--- TASK TO COMPLETE ---
What is the number of lines holding the word "WEST"? Write that number and nothing else.

---------- ENTRIES PROVIDED

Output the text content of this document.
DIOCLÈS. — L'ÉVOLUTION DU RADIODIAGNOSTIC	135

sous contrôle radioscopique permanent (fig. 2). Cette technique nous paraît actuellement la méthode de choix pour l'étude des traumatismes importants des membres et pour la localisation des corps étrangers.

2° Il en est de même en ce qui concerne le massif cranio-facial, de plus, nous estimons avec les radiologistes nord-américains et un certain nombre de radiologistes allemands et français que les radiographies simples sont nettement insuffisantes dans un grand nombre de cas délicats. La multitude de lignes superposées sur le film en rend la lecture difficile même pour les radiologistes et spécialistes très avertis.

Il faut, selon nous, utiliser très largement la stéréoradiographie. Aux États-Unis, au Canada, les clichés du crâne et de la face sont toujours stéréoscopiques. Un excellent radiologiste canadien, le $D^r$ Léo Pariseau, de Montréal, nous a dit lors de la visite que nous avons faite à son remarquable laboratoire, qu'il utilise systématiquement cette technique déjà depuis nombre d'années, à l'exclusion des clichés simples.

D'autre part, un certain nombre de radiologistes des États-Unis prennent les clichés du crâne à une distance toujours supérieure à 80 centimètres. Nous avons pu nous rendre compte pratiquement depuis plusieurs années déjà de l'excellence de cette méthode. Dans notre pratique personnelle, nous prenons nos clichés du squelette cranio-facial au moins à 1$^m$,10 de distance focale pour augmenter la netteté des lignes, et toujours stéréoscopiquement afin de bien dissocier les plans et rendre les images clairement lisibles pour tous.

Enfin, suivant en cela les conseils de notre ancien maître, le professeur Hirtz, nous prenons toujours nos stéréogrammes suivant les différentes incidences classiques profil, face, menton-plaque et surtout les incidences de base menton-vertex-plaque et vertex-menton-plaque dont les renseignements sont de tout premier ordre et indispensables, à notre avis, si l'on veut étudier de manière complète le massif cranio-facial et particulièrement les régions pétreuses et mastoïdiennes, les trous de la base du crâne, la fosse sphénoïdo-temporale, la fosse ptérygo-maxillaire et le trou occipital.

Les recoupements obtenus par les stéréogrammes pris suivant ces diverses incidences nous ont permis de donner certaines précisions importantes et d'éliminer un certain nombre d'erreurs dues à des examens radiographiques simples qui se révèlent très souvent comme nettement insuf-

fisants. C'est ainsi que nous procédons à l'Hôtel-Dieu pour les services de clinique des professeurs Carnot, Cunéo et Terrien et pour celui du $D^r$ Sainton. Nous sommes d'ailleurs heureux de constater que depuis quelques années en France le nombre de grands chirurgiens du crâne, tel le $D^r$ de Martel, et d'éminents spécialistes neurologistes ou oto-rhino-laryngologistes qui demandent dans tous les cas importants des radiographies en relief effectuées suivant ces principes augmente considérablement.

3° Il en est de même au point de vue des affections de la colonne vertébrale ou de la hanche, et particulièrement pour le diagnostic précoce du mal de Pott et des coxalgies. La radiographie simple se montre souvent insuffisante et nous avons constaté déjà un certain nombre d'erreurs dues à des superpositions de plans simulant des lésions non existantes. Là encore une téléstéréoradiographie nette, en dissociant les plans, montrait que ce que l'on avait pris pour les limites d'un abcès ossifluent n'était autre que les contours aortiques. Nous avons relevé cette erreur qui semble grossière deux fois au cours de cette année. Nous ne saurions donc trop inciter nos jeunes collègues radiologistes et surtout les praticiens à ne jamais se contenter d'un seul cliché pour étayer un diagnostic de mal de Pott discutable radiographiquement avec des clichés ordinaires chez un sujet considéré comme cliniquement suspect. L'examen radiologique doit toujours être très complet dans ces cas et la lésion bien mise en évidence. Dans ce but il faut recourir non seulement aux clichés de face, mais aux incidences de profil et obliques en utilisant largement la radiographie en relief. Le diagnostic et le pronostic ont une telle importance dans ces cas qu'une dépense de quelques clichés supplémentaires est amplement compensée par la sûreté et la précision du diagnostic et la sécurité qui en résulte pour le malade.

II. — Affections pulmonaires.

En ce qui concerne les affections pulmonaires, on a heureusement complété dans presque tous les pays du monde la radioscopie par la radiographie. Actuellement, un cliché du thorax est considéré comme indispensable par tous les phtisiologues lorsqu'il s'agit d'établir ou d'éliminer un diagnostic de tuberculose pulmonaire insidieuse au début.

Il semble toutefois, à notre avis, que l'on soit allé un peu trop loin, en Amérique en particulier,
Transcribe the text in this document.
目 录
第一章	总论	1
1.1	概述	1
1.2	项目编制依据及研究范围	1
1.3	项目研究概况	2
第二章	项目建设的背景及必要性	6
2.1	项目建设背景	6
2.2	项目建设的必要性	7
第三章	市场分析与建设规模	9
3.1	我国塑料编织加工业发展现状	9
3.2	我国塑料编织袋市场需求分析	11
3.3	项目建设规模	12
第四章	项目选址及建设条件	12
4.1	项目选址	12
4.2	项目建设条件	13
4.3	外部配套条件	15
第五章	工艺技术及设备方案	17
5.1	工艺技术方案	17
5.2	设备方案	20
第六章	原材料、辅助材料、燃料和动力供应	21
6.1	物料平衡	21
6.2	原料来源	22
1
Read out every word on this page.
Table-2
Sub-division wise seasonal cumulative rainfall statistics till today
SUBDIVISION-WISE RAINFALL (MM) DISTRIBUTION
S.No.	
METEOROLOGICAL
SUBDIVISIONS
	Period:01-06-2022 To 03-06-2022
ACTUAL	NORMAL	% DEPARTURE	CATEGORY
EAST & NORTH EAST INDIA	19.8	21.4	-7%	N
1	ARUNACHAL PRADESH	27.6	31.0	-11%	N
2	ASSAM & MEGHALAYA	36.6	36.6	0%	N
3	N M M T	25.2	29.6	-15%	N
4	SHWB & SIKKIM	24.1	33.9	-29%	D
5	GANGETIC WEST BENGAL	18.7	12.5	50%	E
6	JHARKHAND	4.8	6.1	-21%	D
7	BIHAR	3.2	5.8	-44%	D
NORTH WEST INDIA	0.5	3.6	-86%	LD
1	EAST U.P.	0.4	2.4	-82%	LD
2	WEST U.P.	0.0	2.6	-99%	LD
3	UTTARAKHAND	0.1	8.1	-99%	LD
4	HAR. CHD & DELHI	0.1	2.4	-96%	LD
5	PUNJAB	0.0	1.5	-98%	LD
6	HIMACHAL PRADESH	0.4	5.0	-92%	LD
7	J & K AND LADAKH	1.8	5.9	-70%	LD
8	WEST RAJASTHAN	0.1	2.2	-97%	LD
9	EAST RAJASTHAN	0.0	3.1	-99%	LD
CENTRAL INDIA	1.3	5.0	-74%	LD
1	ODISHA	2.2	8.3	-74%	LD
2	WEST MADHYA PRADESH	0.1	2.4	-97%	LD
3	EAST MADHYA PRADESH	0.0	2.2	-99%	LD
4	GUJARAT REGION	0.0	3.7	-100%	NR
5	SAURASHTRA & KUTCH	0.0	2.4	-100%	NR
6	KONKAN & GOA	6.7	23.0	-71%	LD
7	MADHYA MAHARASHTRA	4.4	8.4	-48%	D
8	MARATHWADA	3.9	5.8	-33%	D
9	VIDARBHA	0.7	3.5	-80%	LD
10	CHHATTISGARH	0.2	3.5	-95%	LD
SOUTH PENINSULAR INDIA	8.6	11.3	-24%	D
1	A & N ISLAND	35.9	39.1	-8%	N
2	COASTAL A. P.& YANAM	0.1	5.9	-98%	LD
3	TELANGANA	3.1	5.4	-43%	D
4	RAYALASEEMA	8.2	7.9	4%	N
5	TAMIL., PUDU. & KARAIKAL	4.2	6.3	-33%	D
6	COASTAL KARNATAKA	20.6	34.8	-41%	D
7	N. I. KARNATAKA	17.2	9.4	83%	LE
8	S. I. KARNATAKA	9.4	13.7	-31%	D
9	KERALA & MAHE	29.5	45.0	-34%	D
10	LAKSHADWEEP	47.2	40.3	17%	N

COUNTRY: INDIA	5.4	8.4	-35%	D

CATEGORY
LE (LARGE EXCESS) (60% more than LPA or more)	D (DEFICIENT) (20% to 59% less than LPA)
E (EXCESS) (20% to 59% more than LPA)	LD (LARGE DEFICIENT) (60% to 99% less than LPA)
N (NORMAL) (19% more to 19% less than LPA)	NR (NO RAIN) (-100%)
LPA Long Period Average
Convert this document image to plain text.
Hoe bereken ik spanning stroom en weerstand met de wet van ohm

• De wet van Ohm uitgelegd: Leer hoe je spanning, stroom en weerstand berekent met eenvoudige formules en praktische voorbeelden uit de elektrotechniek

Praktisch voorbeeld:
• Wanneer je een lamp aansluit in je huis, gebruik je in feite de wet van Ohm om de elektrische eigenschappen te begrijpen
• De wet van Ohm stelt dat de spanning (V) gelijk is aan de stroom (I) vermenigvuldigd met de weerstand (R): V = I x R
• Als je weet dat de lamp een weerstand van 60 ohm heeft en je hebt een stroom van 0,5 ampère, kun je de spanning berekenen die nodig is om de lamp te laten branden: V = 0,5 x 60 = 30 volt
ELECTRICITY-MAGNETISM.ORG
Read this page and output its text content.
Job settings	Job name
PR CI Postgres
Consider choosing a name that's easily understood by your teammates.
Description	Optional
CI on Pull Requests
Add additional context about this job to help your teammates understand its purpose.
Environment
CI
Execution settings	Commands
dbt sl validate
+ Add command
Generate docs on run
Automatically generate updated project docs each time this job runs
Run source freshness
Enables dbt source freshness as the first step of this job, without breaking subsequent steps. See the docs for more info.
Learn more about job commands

--------------------

--- CORRECT OUTPUT ---
5